'''

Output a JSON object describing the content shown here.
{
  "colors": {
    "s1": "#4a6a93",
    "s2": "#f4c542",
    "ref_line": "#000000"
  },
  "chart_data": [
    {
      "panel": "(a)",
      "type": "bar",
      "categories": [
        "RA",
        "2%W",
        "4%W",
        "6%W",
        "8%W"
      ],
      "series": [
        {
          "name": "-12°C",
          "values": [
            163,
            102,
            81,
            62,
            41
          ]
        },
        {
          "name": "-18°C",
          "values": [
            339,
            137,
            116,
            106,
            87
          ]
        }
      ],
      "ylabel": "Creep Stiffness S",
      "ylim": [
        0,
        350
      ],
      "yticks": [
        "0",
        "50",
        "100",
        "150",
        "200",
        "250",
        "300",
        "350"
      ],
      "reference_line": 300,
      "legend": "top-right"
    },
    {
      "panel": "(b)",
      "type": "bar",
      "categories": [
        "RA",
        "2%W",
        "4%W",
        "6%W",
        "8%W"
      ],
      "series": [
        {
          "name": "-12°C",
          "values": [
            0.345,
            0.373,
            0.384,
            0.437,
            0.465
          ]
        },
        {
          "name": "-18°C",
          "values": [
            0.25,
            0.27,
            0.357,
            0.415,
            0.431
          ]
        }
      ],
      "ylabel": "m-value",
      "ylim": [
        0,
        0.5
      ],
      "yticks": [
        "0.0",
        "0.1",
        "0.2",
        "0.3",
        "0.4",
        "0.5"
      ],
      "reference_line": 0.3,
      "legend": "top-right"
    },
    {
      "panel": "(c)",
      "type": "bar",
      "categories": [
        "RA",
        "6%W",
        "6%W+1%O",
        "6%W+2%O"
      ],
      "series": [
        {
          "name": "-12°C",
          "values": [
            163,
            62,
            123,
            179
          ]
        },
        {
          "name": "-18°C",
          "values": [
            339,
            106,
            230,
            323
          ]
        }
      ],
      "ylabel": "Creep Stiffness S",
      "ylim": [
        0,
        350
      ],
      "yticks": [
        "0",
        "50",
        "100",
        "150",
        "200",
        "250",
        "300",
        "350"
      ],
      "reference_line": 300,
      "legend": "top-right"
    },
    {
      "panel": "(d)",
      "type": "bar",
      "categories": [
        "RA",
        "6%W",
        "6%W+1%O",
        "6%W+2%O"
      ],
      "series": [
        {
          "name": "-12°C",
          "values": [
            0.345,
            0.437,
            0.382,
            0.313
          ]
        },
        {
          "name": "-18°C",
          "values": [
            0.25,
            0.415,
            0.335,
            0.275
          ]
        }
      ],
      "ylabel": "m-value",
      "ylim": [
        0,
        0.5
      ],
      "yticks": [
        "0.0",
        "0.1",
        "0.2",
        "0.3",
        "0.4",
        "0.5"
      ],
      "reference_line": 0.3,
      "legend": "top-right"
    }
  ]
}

'''
'''

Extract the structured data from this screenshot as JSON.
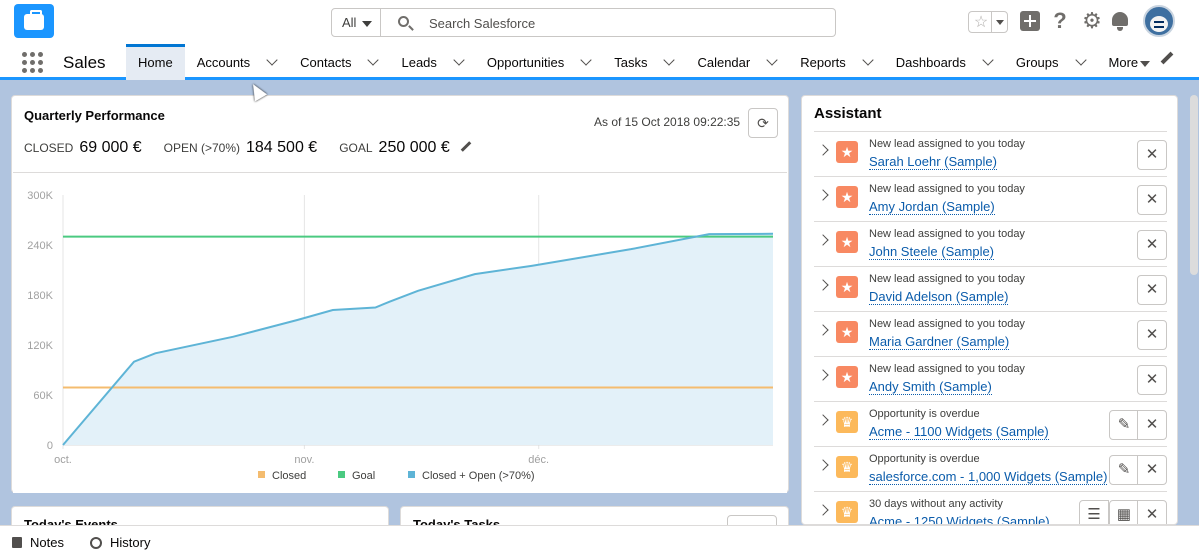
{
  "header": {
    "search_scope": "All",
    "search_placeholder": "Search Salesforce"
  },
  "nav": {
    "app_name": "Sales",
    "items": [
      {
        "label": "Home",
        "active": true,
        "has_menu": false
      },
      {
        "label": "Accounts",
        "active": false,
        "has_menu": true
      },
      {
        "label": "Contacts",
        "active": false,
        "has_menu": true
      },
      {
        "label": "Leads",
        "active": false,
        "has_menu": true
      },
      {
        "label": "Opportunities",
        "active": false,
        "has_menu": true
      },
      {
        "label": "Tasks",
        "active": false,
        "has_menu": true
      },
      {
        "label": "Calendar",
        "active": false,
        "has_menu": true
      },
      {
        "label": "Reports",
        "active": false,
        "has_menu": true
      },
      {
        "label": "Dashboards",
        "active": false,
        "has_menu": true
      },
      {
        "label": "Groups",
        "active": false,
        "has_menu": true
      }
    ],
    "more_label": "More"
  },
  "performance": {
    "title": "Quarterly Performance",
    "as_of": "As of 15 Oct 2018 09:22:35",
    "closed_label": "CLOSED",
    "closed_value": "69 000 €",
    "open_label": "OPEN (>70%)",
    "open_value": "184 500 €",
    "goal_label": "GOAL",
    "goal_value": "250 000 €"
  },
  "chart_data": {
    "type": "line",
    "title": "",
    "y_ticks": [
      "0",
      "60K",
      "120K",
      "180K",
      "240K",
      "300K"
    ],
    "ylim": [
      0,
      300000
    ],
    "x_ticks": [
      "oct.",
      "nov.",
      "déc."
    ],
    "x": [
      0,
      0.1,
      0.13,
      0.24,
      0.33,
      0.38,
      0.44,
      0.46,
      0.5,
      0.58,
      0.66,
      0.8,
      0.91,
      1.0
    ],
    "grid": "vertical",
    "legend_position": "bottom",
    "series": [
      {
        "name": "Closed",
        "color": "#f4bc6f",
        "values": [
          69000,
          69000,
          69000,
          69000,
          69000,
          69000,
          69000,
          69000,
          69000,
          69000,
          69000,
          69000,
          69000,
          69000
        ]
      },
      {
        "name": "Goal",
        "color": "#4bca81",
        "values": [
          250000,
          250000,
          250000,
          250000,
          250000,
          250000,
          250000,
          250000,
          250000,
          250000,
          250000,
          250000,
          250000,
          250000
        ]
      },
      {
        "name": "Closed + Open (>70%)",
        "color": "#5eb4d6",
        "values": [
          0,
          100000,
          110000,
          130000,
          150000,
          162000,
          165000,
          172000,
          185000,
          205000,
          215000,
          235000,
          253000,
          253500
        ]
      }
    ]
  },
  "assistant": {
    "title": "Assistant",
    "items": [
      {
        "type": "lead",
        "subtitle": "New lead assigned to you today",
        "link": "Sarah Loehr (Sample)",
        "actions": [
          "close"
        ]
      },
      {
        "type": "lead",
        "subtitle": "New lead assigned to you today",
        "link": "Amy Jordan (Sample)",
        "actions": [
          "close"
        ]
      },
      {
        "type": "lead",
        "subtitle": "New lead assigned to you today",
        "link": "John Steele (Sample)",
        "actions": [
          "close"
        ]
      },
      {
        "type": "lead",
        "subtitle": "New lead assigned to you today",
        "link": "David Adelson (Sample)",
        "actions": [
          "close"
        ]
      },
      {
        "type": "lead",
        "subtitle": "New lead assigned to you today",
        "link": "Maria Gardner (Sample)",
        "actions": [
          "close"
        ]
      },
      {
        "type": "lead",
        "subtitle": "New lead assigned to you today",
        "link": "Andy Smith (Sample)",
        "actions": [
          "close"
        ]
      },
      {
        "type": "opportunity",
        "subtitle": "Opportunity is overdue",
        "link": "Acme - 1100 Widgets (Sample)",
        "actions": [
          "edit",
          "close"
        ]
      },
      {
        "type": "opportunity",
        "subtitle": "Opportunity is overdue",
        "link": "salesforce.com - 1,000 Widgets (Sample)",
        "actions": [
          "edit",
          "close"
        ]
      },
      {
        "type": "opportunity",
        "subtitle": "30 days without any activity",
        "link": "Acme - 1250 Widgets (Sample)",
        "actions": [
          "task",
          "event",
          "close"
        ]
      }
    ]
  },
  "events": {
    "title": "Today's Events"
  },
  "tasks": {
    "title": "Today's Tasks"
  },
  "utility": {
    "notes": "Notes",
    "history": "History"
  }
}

'''

[EXERCISE DETAILS]
Where a line holds "Acme", copy that line.

[CORRECT RESULT]
        "link": "Acme - 1100 Widgets (Sample)",
        "link": "Acme - 1250 Widgets (Sample)",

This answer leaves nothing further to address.